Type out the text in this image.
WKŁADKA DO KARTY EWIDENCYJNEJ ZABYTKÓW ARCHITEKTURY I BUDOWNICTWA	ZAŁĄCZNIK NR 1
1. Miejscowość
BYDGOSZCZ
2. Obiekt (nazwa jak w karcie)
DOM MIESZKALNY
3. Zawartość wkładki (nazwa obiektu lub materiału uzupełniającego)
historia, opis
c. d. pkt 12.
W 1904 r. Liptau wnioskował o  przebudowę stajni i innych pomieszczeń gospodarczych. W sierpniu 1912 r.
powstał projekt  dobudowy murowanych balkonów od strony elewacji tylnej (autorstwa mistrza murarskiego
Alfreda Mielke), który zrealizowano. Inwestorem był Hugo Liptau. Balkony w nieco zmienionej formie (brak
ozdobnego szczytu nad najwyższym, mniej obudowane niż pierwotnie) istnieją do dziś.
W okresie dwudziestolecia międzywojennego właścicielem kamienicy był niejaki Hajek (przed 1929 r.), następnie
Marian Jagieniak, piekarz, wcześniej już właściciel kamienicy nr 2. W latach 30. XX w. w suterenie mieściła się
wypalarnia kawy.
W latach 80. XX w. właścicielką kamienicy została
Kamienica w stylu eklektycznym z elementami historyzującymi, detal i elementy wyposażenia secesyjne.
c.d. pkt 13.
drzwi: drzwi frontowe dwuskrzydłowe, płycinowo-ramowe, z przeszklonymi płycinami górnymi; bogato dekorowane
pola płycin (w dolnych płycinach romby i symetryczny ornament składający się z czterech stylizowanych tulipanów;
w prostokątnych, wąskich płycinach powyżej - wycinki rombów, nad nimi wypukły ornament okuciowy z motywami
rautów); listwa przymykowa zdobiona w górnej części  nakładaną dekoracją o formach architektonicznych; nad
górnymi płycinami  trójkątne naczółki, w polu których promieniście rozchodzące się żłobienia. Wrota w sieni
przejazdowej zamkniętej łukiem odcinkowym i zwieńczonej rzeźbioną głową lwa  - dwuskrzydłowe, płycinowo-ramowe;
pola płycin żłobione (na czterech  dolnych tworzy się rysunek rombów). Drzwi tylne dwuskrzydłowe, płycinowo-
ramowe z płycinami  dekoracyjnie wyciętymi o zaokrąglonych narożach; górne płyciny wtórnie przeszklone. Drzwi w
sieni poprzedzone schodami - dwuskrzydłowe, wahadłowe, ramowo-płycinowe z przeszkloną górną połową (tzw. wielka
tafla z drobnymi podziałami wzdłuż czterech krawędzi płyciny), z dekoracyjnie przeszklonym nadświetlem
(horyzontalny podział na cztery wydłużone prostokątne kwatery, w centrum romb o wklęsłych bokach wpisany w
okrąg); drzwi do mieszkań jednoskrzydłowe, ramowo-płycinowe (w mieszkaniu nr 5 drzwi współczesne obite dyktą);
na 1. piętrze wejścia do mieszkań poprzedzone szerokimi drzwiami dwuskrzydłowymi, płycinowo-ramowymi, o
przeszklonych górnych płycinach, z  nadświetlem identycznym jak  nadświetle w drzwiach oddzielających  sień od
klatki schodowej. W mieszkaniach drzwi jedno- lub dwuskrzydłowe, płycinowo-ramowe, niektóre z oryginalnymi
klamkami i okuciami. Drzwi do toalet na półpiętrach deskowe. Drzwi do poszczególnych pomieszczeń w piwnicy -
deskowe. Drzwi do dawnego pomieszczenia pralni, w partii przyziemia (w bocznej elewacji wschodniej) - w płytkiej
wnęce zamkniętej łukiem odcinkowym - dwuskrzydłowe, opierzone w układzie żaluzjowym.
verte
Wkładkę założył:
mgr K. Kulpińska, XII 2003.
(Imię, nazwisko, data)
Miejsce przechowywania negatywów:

#### Directions for this task:
Reproduce the records above exactly.

#### Result:
Type out the text in this image.
WKŁADKA DO KARTY EWIDENCYJNEJ ZABYTKÓW ARCHITEKTURY I BUDOWNICTWA	ZAŁĄCZNIK NR 1
1. Miejscowość
BYDGOSZCZ
2. Obiekt (nazwa jak w karcie)
DOM MIESZKALNY
3. Zawartość wkładki (nazwa obiektu lub materiału uzupełniającego)
historia, opis
c. d. pkt 12.
W 1904 r. Liptau wnioskował o  przebudowę stajni i innych pomieszczeń gospodarczych. W sierpniu 1912 r.
powstał projekt  dobudowy murowanych balkonów od strony elewacji tylnej (autorstwa mistrza murarskiego
Alfreda Mielke), który zrealizowano. Inwestorem był Hugo Liptau. Balkony w nieco zmienionej formie (brak
ozdobnego szczytu nad najwyższym, mniej obudowane niż pierwotnie) istnieją do dziś.
W okresie dwudziestolecia międzywojennego właścicielem kamienicy był niejaki Hajek (przed 1929 r.), następnie
Marian Jagieniak, piekarz, wcześniej już właściciel kamienicy nr 2. W latach 30. XX w. w suterenie mieściła się
wypalarnia kawy.
W latach 80. XX w. właścicielką kamienicy została
Kamienica w stylu eklektycznym z elementami historyzującymi, detal i elementy wyposażenia secesyjne.
c.d. pkt 13.
drzwi: drzwi frontowe dwuskrzydłowe, płycinowo-ramowe, z przeszklonymi płycinami górnymi; bogato dekorowane
pola płycin (w dolnych płycinach romby i symetryczny ornament składający się z czterech stylizowanych tulipanów;
w prostokątnych, wąskich płycinach powyżej - wycinki rombów, nad nimi wypukły ornament okuciowy z motywami
rautów); listwa przymykowa zdobiona w górnej części  nakładaną dekoracją o formach architektonicznych; nad
górnymi płycinami  trójkątne naczółki, w polu których promieniście rozchodzące się żłobienia. Wrota w sieni
przejazdowej zamkniętej łukiem odcinkowym i zwieńczonej rzeźbioną głową lwa  - dwuskrzydłowe, płycinowo-ramowe;
pola płycin żłobione (na czterech  dolnych tworzy się rysunek rombów). Drzwi tylne dwuskrzydłowe, płycinowo-
ramowe z płycinami  dekoracyjnie wyciętymi o zaokrąglonych narożach; górne płyciny wtórnie przeszklone. Drzwi w
sieni poprzedzone schodami - dwuskrzydłowe, wahadłowe, ramowo-płycinowe z przeszkloną górną połową (tzw. wielka
tafla z drobnymi podziałami wzdłuż czterech krawędzi płyciny), z dekoracyjnie przeszklonym nadświetlem
(horyzontalny podział na cztery wydłużone prostokątne kwatery, w centrum romb o wklęsłych bokach wpisany w
okrąg); drzwi do mieszkań jednoskrzydłowe, ramowo-płycinowe (w mieszkaniu nr 5 drzwi współczesne obite dyktą);
na 1. piętrze wejścia do mieszkań poprzedzone szerokimi drzwiami dwuskrzydłowymi, płycinowo-ramowymi, o
przeszklonych górnych płycinach, z  nadświetlem identycznym jak  nadświetle w drzwiach oddzielających  sień od
klatki schodowej. W mieszkaniach drzwi jedno- lub dwuskrzydłowe, płycinowo-ramowe, niektóre z oryginalnymi
klamkami i okuciami. Drzwi do toalet na półpiętrach deskowe. Drzwi do poszczególnych pomieszczeń w piwnicy -
deskowe. Drzwi do dawnego pomieszczenia pralni, w partii przyziemia (w bocznej elewacji wschodniej) - w płytkiej
wnęce zamkniętej łukiem odcinkowym - dwuskrzydłowe, opierzone w układzie żaluzjowym.
verte
Wkładkę założył:
mgr K. Kulpińska, XII 2003.
(Imię, nazwisko, data)
Miejsce przechowywania negatywów:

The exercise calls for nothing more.